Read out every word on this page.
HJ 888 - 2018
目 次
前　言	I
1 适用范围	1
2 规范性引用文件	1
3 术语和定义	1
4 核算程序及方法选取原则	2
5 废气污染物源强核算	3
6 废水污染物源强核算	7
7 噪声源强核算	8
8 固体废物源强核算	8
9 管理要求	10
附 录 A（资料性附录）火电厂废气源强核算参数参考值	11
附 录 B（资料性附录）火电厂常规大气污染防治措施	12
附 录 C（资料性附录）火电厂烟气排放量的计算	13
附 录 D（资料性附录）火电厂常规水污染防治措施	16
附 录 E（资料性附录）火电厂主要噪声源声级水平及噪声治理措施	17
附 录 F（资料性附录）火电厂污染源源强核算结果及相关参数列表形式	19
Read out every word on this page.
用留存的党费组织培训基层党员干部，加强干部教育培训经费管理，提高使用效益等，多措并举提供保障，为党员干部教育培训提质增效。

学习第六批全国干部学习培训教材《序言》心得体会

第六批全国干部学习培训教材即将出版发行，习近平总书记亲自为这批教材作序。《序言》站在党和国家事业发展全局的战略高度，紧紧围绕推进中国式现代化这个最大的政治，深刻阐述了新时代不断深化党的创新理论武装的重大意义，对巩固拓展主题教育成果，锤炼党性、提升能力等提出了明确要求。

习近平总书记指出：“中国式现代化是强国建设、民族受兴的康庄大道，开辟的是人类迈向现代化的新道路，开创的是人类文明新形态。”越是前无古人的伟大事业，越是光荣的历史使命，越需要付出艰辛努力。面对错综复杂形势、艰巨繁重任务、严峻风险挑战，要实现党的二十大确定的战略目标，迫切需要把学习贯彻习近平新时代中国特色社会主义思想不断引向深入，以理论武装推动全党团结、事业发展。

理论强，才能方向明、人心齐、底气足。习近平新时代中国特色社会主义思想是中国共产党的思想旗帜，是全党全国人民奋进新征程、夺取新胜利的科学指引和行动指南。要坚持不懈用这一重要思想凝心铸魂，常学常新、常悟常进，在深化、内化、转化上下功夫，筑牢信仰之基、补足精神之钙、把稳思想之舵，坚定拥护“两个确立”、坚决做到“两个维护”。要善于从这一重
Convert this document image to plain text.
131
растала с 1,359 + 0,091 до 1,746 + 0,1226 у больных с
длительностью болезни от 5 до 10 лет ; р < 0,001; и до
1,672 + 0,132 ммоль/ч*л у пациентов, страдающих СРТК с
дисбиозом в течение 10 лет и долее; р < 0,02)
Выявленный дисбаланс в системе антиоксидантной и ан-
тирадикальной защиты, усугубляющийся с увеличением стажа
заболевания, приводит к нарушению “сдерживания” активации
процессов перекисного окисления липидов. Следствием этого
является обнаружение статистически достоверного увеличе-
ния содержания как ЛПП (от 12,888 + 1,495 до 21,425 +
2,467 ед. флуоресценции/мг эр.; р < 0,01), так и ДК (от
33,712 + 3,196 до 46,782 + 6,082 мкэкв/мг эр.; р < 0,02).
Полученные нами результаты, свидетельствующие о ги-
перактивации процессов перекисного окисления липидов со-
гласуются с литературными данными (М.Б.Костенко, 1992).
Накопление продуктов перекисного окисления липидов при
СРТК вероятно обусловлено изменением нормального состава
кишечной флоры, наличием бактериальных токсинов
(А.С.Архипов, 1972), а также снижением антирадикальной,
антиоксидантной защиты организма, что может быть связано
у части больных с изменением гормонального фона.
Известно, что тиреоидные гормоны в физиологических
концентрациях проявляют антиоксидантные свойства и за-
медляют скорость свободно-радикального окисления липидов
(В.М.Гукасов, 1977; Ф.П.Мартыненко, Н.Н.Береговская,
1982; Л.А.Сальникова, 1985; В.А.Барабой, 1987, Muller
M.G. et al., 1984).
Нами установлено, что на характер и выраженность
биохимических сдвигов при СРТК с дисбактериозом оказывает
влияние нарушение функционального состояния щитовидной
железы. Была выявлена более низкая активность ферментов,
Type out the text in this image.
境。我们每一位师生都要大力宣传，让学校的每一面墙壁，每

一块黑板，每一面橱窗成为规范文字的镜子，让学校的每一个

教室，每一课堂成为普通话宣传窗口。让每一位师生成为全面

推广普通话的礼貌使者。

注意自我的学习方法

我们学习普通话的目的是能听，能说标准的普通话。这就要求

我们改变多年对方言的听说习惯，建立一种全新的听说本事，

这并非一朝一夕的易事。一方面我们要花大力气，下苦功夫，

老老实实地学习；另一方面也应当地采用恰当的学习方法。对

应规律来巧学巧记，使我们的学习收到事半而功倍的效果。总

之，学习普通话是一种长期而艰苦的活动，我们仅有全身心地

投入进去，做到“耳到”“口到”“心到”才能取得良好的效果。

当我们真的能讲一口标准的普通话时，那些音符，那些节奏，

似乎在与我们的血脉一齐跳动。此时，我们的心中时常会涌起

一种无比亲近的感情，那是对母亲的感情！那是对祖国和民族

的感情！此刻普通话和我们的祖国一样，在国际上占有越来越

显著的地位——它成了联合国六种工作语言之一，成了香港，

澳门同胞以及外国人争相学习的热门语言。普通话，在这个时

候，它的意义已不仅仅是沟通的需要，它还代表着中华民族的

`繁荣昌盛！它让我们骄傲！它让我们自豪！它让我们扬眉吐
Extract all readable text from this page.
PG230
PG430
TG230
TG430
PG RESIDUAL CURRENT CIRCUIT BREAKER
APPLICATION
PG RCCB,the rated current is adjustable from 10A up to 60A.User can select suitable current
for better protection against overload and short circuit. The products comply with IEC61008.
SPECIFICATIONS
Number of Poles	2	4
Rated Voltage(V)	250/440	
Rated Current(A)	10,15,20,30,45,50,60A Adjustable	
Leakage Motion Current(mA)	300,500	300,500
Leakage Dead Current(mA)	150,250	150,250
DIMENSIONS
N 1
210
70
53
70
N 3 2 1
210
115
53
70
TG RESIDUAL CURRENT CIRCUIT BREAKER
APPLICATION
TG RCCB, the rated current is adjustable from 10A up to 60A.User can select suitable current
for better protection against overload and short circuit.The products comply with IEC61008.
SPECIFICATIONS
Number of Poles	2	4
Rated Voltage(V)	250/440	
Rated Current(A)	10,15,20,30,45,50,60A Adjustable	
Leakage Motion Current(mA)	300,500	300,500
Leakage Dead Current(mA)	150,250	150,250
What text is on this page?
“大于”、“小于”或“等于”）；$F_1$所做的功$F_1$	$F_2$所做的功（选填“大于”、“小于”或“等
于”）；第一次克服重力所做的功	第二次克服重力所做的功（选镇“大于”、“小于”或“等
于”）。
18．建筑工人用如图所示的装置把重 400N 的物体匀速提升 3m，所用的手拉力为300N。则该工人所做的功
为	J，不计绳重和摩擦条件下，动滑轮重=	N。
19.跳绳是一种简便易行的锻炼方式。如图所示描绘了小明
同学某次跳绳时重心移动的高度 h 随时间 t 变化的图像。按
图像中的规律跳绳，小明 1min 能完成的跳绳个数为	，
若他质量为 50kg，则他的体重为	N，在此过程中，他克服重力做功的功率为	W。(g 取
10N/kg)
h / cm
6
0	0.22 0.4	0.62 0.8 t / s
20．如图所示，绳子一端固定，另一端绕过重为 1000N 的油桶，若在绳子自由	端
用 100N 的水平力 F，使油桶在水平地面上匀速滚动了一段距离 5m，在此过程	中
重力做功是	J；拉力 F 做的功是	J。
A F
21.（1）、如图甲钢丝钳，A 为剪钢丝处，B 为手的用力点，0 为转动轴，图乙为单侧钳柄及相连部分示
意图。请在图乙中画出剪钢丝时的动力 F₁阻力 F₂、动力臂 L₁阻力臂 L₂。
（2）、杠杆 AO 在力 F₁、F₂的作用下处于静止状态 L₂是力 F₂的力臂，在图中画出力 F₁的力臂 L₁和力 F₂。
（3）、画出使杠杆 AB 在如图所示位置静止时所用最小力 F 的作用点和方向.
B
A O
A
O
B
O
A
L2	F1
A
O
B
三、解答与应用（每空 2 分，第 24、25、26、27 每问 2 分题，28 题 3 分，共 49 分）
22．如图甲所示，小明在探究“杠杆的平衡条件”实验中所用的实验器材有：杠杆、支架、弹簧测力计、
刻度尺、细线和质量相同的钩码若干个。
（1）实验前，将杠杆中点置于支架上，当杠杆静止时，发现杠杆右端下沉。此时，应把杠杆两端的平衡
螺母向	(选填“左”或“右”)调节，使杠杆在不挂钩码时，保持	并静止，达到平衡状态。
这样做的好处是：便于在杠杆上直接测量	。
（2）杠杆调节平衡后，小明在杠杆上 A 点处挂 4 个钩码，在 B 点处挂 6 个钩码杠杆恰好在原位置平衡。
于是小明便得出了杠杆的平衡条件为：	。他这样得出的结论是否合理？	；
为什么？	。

************

WHAT IS ASKED:
Determine the number of lines in these entries that contain the word "better", and write only that number.

TASK RESPONSE:
2